(Dataset records)

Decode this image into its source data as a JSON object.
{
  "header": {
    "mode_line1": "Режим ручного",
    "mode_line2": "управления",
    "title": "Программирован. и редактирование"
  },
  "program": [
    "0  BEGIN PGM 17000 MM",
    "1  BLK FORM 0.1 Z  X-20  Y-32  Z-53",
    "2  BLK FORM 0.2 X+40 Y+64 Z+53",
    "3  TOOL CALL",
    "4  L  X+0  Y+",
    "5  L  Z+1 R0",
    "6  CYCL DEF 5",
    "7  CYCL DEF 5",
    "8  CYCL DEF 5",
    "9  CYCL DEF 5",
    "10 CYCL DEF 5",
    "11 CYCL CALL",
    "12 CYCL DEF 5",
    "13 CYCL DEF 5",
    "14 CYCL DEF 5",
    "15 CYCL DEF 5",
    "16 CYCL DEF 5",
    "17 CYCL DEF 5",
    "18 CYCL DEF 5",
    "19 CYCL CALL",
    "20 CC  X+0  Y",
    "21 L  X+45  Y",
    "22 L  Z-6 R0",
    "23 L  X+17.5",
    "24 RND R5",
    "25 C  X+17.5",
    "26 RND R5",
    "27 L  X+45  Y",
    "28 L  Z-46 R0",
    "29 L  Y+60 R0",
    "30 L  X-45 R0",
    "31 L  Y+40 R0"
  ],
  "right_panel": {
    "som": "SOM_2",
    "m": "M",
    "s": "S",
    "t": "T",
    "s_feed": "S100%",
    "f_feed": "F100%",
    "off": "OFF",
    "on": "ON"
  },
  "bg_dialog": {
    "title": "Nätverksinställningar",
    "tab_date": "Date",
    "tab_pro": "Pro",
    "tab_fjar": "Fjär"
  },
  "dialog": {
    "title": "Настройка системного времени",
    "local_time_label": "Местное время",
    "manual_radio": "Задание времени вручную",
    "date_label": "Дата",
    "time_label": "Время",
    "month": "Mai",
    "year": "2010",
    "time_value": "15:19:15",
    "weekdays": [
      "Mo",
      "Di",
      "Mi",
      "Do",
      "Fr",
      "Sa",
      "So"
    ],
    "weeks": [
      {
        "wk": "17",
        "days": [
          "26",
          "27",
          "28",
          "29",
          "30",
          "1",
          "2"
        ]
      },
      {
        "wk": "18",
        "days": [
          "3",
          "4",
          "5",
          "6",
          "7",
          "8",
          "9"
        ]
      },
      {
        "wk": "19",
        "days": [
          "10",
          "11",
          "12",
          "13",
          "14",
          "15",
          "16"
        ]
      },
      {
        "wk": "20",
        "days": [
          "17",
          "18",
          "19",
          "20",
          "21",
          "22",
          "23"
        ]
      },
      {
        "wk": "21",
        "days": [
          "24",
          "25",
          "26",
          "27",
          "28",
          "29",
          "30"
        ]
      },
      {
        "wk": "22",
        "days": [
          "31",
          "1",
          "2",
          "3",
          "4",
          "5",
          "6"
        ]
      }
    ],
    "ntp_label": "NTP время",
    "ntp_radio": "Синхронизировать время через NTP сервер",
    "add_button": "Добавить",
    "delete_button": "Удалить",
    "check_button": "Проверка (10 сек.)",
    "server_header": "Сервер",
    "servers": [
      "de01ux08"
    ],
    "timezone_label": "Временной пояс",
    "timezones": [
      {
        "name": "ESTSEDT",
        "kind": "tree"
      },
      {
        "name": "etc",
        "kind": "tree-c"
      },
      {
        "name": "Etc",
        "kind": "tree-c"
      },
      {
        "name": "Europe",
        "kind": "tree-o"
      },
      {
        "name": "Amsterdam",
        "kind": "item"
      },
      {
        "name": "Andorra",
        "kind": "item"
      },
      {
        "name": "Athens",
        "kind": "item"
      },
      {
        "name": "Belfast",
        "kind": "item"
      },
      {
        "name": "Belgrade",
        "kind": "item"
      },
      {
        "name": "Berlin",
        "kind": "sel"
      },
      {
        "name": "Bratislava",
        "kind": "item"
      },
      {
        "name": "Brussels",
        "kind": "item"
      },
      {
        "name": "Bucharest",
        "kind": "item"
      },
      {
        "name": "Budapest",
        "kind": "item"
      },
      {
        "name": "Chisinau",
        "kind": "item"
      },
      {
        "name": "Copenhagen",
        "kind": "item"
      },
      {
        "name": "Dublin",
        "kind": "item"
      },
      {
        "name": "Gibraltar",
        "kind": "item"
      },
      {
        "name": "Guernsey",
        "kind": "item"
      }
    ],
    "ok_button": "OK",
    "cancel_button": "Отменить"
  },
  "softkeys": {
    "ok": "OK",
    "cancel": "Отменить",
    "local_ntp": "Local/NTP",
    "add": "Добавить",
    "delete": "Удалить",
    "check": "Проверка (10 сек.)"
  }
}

* _WRITTEN TASK_
Using the listing above, reproduce each line without omission.

* _EXERCISE ANSWER_
Decode this image into its source data as a JSON object.
{
  "header": {
    "mode_line1": "Режим ручного",
    "mode_line2": "управления",
    "title": "Программирован. и редактирование"
  },
  "program": [
    "0  BEGIN PGM 17000 MM",
    "1  BLK FORM 0.1 Z  X-20  Y-32  Z-53",
    "2  BLK FORM 0.2 X+40 Y+64 Z+53",
    "3  TOOL CALL",
    "4  L  X+0  Y+",
    "5  L  Z+1 R0",
    "6  CYCL DEF 5",
    "7  CYCL DEF 5",
    "8  CYCL DEF 5",
    "9  CYCL DEF 5",
    "10 CYCL DEF 5",
    "11 CYCL CALL",
    "12 CYCL DEF 5",
    "13 CYCL DEF 5",
    "14 CYCL DEF 5",
    "15 CYCL DEF 5",
    "16 CYCL DEF 5",
    "17 CYCL DEF 5",
    "18 CYCL DEF 5",
    "19 CYCL CALL",
    "20 CC  X+0  Y",
    "21 L  X+45  Y",
    "22 L  Z-6 R0",
    "23 L  X+17.5",
    "24 RND R5",
    "25 C  X+17.5",
    "26 RND R5",
    "27 L  X+45  Y",
    "28 L  Z-46 R0",
    "29 L  Y+60 R0",
    "30 L  X-45 R0",
    "31 L  Y+40 R0"
  ],
  "right_panel": {
    "som": "SOM_2",
    "m": "M",
    "s": "S",
    "t": "T",
    "s_feed": "S100%",
    "f_feed": "F100%",
    "off": "OFF",
    "on": "ON"
  },
  "bg_dialog": {
    "title": "Nätverksinställningar",
    "tab_date": "Date",
    "tab_pro": "Pro",
    "tab_fjar": "Fjär"
  },
  "dialog": {
    "title": "Настройка системного времени",
    "local_time_label": "Местное время",
    "manual_radio": "Задание времени вручную",
    "date_label": "Дата",
    "time_label": "Время",
    "month": "Mai",
    "year": "2010",
    "time_value": "15:19:15",
    "weekdays": [
      "Mo",
      "Di",
      "Mi",
      "Do",
      "Fr",
      "Sa",
      "So"
    ],
    "weeks": [
      {
        "wk": "17",
        "days": [
          "26",
          "27",
          "28",
          "29",
          "30",
          "1",
          "2"
        ]
      },
      {
        "wk": "18",
        "days": [
          "3",
          "4",
          "5",
          "6",
          "7",
          "8",
          "9"
        ]
      },
      {
        "wk": "19",
        "days": [
          "10",
          "11",
          "12",
          "13",
          "14",
          "15",
          "16"
        ]
      },
      {
        "wk": "20",
        "days": [
          "17",
          "18",
          "19",
          "20",
          "21",
          "22",
          "23"
        ]
      },
      {
        "wk": "21",
        "days": [
          "24",
          "25",
          "26",
          "27",
          "28",
          "29",
          "30"
        ]
      },
      {
        "wk": "22",
        "days": [
          "31",
          "1",
          "2",
          "3",
          "4",
          "5",
          "6"
        ]
      }
    ],
    "ntp_label": "NTP время",
    "ntp_radio": "Синхронизировать время через NTP сервер",
    "add_button": "Добавить",
    "delete_button": "Удалить",
    "check_button": "Проверка (10 сек.)",
    "server_header": "Сервер",
    "servers": [
      "de01ux08"
    ],
    "timezone_label": "Временной пояс",
    "timezones": [
      {
        "name": "ESTSEDT",
        "kind": "tree"
      },
      {
        "name": "etc",
        "kind": "tree-c"
      },
      {
        "name": "Etc",
        "kind": "tree-c"
      },
      {
        "name": "Europe",
        "kind": "tree-o"
      },
      {
        "name": "Amsterdam",
        "kind": "item"
      },
      {
        "name": "Andorra",
        "kind": "item"
      },
      {
        "name": "Athens",
        "kind": "item"
      },
      {
        "name": "Belfast",
        "kind": "item"
      },
      {
        "name": "Belgrade",
        "kind": "item"
      },
      {
        "name": "Berlin",
        "kind": "sel"
      },
      {
        "name": "Bratislava",
        "kind": "item"
      },
      {
        "name": "Brussels",
        "kind": "item"
      },
      {
        "name": "Bucharest",
        "kind": "item"
      },
      {
        "name": "Budapest",
        "kind": "item"
      },
      {
        "name": "Chisinau",
        "kind": "item"
      },
      {
        "name": "Copenhagen",
        "kind": "item"
      },
      {
        "name": "Dublin",
        "kind": "item"
      },
      {
        "name": "Gibraltar",
        "kind": "item"
      },
      {
        "name": "Guernsey",
        "kind": "item"
      }
    ],
    "ok_button": "OK",
    "cancel_button": "Отменить"
  },
  "softkeys": {
    "ok": "OK",
    "cancel": "Отменить",
    "local_ntp": "Local/NTP",
    "add": "Добавить",
    "delete": "Удалить",
    "check": "Проверка (10 сек.)"
  }
}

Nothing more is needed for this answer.